* [DIRECTION] Every record below should be transcribed exactly. Omit the images.

Figure collection entries

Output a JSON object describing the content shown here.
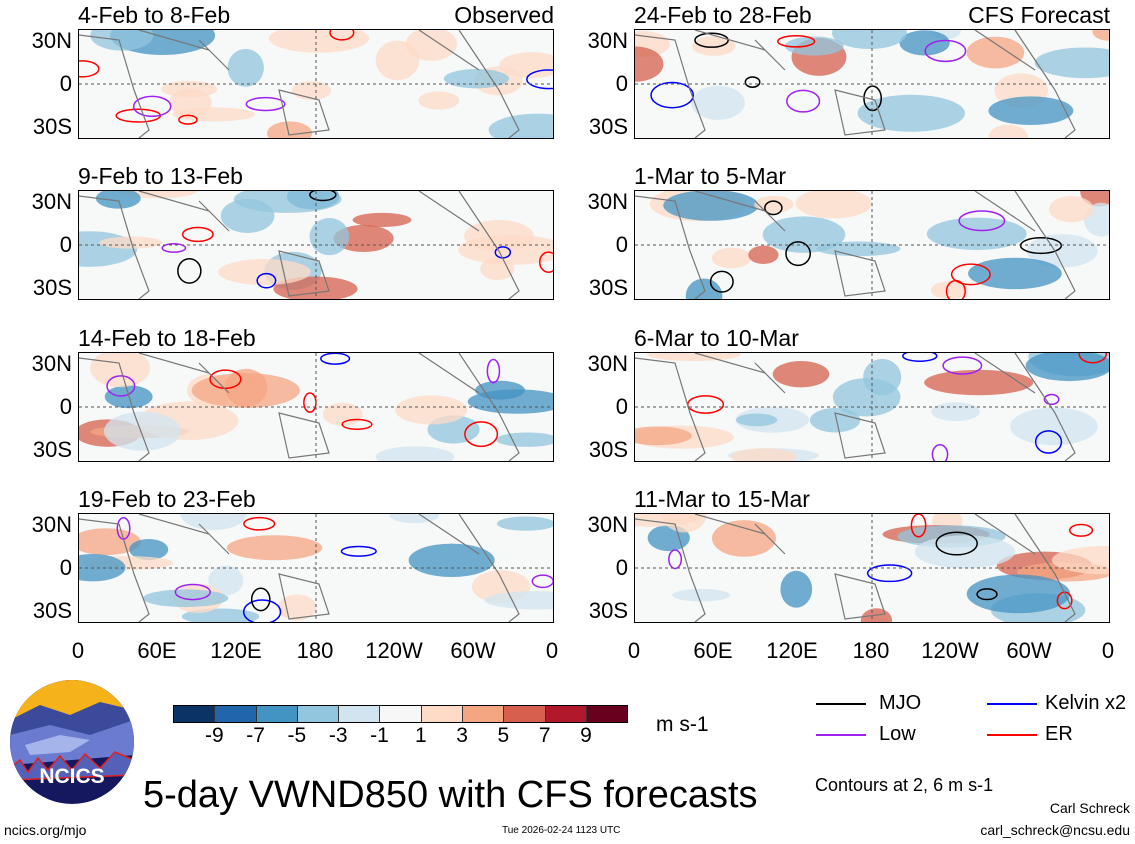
{
  "panels": {
    "left": [
      {
        "title": "4-Feb to 8-Feb",
        "tag": "Observed"
      },
      {
        "title": "9-Feb to 13-Feb",
        "tag": ""
      },
      {
        "title": "14-Feb to 18-Feb",
        "tag": ""
      },
      {
        "title": "19-Feb to 23-Feb",
        "tag": ""
      }
    ],
    "right": [
      {
        "title": "24-Feb to 28-Feb",
        "tag": "CFS Forecast"
      },
      {
        "title": "1-Mar to 5-Mar",
        "tag": ""
      },
      {
        "title": "6-Mar to 10-Mar",
        "tag": ""
      },
      {
        "title": "11-Mar to 15-Mar",
        "tag": ""
      }
    ]
  },
  "y_ticks": [
    "30N",
    "0",
    "30S"
  ],
  "x_ticks": [
    "0",
    "60E",
    "120E",
    "180",
    "120W",
    "60W",
    "0"
  ],
  "colorbar": {
    "colors": [
      "#0b3364",
      "#2166ac",
      "#4393c3",
      "#92c5de",
      "#d1e5f0",
      "#f7f7f7",
      "#fddbc7",
      "#f4a582",
      "#d6604d",
      "#b2182b",
      "#67001f"
    ],
    "labels": [
      "-9",
      "-7",
      "-5",
      "-3",
      "-1",
      "1",
      "3",
      "5",
      "7",
      "9"
    ],
    "units": "m s-1"
  },
  "legend": [
    {
      "label": "MJO",
      "color": "#000000"
    },
    {
      "label": "Kelvin x2",
      "color": "#0000ff"
    },
    {
      "label": "Low",
      "color": "#a020f0"
    },
    {
      "label": "ER",
      "color": "#ff0000"
    }
  ],
  "contours_note": "Contours at 2, 6 m s-1",
  "title": "5-day VWND850 with CFS forecasts",
  "logo_text": "NCICS",
  "url": "ncics.org/mjo",
  "timestamp": "Tue 2026-02-24 1123 UTC",
  "author": "Carl Schreck",
  "email": "carl_schreck@ncsu.edu"
}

* [EXERCISE RESPONSE]
Output a JSON object describing the content shown here.
{
  "panels": {
    "left": [
      {
        "title": "4-Feb to 8-Feb",
        "tag": "Observed"
      },
      {
        "title": "9-Feb to 13-Feb",
        "tag": ""
      },
      {
        "title": "14-Feb to 18-Feb",
        "tag": ""
      },
      {
        "title": "19-Feb to 23-Feb",
        "tag": ""
      }
    ],
    "right": [
      {
        "title": "24-Feb to 28-Feb",
        "tag": "CFS Forecast"
      },
      {
        "title": "1-Mar to 5-Mar",
        "tag": ""
      },
      {
        "title": "6-Mar to 10-Mar",
        "tag": ""
      },
      {
        "title": "11-Mar to 15-Mar",
        "tag": ""
      }
    ]
  },
  "y_ticks": [
    "30N",
    "0",
    "30S"
  ],
  "x_ticks": [
    "0",
    "60E",
    "120E",
    "180",
    "120W",
    "60W",
    "0"
  ],
  "colorbar": {
    "colors": [
      "#0b3364",
      "#2166ac",
      "#4393c3",
      "#92c5de",
      "#d1e5f0",
      "#f7f7f7",
      "#fddbc7",
      "#f4a582",
      "#d6604d",
      "#b2182b",
      "#67001f"
    ],
    "labels": [
      "-9",
      "-7",
      "-5",
      "-3",
      "-1",
      "1",
      "3",
      "5",
      "7",
      "9"
    ],
    "units": "m s-1"
  },
  "legend": [
    {
      "label": "MJO",
      "color": "#000000"
    },
    {
      "label": "Kelvin x2",
      "color": "#0000ff"
    },
    {
      "label": "Low",
      "color": "#a020f0"
    },
    {
      "label": "ER",
      "color": "#ff0000"
    }
  ],
  "contours_note": "Contours at 2, 6 m s-1",
  "title": "5-day VWND850 with CFS forecasts",
  "logo_text": "NCICS",
  "url": "ncics.org/mjo",
  "timestamp": "Tue 2026-02-24 1123 UTC",
  "author": "Carl Schreck",
  "email": "carl_schreck@ncsu.edu"
}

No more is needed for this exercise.